start

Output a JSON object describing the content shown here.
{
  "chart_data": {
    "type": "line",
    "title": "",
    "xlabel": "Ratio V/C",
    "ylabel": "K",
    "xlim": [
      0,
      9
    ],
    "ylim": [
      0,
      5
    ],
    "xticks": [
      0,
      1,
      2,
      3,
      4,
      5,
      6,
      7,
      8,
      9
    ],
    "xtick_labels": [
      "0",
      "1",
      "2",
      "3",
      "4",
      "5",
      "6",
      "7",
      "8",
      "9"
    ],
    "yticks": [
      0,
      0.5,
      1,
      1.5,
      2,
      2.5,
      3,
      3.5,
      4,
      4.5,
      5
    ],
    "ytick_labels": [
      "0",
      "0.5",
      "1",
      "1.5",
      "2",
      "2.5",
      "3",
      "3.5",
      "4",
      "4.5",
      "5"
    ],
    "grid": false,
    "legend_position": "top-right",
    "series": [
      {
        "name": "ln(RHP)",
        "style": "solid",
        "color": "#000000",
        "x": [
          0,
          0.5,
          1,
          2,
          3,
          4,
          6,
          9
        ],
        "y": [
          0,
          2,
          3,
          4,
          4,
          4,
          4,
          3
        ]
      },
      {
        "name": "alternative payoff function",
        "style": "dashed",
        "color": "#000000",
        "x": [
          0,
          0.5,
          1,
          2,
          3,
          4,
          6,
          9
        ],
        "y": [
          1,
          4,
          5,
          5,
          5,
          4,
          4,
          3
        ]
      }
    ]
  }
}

end

• _GOAL OF THE EXERCISE_
Every line of the data above should be reproduced word for word.

• _FINAL RESULT_
Output a JSON object describing the content shown here.
{
  "chart_data": {
    "type": "line",
    "title": "",
    "xlabel": "Ratio V/C",
    "ylabel": "K",
    "xlim": [
      0,
      9
    ],
    "ylim": [
      0,
      5
    ],
    "xticks": [
      0,
      1,
      2,
      3,
      4,
      5,
      6,
      7,
      8,
      9
    ],
    "xtick_labels": [
      "0",
      "1",
      "2",
      "3",
      "4",
      "5",
      "6",
      "7",
      "8",
      "9"
    ],
    "yticks": [
      0,
      0.5,
      1,
      1.5,
      2,
      2.5,
      3,
      3.5,
      4,
      4.5,
      5
    ],
    "ytick_labels": [
      "0",
      "0.5",
      "1",
      "1.5",
      "2",
      "2.5",
      "3",
      "3.5",
      "4",
      "4.5",
      "5"
    ],
    "grid": false,
    "legend_position": "top-right",
    "series": [
      {
        "name": "ln(RHP)",
        "style": "solid",
        "color": "#000000",
        "x": [
          0,
          0.5,
          1,
          2,
          3,
          4,
          6,
          9
        ],
        "y": [
          0,
          2,
          3,
          4,
          4,
          4,
          4,
          3
        ]
      },
      {
        "name": "alternative payoff function",
        "style": "dashed",
        "color": "#000000",
        "x": [
          0,
          0.5,
          1,
          2,
          3,
          4,
          6,
          9
        ],
        "y": [
          1,
          4,
          5,
          5,
          5,
          4,
          4,
          3
        ]
      }
    ]
  }
}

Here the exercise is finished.